Brief
Using the data below, copy each line that includes the word "xlabel".

══════

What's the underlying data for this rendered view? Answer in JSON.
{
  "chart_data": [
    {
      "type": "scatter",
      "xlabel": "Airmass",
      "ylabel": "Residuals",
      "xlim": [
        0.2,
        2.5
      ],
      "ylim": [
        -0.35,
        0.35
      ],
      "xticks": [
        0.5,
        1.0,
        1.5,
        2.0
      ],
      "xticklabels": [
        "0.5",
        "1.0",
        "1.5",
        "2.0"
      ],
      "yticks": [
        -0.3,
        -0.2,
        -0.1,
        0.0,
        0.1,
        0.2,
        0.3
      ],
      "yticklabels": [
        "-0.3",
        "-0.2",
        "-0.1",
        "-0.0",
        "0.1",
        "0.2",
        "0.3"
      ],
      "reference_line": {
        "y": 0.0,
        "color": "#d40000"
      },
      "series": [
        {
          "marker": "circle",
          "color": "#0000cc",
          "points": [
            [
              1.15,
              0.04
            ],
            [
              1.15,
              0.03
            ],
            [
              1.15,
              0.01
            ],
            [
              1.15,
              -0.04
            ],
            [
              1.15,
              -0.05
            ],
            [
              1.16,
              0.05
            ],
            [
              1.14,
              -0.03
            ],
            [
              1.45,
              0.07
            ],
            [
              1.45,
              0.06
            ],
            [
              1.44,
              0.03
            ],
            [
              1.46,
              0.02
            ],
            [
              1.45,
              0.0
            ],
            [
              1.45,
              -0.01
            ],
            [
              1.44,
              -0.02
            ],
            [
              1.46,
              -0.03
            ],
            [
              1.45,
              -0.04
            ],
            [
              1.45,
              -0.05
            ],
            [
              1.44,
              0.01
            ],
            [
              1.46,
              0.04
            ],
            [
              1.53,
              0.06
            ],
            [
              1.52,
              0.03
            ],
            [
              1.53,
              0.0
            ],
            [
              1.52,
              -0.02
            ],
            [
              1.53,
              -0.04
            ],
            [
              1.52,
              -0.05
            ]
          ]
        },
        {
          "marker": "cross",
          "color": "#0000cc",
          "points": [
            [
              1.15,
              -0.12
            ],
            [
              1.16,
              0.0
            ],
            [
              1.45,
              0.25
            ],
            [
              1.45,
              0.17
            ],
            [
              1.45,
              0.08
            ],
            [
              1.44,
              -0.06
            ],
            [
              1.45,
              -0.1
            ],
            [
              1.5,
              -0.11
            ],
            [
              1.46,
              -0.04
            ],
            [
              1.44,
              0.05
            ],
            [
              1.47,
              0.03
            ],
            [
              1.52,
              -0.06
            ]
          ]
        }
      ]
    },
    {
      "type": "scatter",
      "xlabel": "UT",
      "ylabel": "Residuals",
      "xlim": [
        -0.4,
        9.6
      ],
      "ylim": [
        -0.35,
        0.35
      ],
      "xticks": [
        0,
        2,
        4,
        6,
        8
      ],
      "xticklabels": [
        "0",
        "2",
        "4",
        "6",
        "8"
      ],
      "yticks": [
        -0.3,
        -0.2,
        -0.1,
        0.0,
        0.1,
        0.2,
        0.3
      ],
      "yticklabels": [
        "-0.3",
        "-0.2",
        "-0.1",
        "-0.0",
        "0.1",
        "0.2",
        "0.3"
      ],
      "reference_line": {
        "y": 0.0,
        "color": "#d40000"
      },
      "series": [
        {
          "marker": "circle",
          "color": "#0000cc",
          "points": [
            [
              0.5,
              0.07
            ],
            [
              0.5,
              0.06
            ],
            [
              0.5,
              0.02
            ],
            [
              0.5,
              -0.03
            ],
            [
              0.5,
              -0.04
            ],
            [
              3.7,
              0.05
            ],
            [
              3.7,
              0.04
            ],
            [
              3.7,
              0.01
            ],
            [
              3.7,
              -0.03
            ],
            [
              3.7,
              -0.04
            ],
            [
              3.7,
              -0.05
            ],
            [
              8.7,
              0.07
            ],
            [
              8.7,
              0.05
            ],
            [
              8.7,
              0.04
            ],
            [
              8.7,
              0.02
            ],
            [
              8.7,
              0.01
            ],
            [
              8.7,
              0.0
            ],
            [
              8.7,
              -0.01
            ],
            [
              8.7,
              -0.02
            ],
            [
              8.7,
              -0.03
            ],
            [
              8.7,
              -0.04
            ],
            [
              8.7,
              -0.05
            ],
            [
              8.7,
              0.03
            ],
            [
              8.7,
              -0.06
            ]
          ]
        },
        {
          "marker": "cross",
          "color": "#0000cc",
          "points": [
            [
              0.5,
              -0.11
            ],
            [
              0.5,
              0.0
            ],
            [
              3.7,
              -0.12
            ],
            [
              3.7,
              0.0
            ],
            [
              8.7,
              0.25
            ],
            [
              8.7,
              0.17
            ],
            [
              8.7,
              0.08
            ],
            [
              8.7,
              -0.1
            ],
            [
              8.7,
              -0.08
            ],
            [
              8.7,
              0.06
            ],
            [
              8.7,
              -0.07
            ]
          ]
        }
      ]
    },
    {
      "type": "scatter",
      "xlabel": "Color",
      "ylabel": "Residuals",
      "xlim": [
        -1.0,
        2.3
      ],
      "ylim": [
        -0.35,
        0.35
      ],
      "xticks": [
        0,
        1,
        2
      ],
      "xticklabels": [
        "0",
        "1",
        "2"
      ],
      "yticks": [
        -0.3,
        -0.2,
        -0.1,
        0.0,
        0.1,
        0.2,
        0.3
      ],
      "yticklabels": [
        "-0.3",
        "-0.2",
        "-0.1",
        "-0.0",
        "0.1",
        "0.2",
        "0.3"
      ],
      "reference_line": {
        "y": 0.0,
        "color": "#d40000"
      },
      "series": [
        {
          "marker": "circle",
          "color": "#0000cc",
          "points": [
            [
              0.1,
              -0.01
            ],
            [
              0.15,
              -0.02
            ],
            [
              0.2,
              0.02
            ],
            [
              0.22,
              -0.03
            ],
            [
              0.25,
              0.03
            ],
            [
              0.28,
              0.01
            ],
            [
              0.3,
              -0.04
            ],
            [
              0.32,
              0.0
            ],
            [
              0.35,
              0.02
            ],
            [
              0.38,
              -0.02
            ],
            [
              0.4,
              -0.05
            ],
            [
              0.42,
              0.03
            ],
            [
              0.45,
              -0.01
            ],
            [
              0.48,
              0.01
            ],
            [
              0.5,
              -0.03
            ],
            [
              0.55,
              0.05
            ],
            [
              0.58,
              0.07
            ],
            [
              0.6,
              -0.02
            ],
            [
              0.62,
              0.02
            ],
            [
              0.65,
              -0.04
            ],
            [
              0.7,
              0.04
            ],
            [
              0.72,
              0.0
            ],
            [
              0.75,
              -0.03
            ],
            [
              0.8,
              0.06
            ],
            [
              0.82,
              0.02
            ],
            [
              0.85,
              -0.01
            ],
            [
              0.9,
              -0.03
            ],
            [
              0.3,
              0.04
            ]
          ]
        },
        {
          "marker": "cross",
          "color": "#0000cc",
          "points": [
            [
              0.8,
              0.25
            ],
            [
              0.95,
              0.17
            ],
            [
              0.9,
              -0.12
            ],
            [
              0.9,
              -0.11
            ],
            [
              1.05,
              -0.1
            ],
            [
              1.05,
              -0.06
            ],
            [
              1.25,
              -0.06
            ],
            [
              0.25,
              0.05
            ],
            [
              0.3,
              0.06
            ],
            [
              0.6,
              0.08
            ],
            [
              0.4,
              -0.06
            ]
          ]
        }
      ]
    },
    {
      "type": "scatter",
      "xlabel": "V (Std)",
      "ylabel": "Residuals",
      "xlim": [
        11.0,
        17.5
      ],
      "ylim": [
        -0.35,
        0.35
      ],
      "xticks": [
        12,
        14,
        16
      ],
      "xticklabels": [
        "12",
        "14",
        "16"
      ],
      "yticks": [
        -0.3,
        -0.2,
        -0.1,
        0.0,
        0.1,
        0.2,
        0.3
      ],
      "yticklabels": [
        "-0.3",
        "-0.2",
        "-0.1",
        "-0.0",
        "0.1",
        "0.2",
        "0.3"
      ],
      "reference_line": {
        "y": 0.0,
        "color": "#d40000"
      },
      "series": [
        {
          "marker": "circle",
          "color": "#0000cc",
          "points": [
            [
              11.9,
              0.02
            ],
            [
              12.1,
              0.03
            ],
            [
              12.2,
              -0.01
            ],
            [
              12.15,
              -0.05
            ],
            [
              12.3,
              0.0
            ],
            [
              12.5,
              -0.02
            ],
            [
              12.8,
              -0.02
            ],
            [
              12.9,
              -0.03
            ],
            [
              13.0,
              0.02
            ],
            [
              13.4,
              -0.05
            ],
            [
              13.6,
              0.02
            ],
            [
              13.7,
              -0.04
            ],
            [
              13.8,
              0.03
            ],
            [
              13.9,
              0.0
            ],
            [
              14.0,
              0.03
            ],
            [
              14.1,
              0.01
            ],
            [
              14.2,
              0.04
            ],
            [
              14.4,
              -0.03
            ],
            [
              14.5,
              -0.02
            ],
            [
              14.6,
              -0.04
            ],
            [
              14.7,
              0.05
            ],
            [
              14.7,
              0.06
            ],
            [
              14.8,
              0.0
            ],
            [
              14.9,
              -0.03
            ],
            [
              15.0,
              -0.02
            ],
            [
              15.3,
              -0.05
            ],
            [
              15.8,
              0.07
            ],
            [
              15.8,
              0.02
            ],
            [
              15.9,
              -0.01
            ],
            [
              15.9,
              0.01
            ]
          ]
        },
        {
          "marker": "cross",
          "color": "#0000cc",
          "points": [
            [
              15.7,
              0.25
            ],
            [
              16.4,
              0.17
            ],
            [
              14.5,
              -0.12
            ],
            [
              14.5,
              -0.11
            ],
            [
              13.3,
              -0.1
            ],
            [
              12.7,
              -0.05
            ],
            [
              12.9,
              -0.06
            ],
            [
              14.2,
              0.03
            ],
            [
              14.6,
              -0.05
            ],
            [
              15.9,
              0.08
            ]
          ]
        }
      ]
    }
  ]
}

══════

Solved problem
      "xlabel": "Airmass",
      "xlabel": "UT",
      "xlabel": "Color",
      "xlabel": "V (Std)",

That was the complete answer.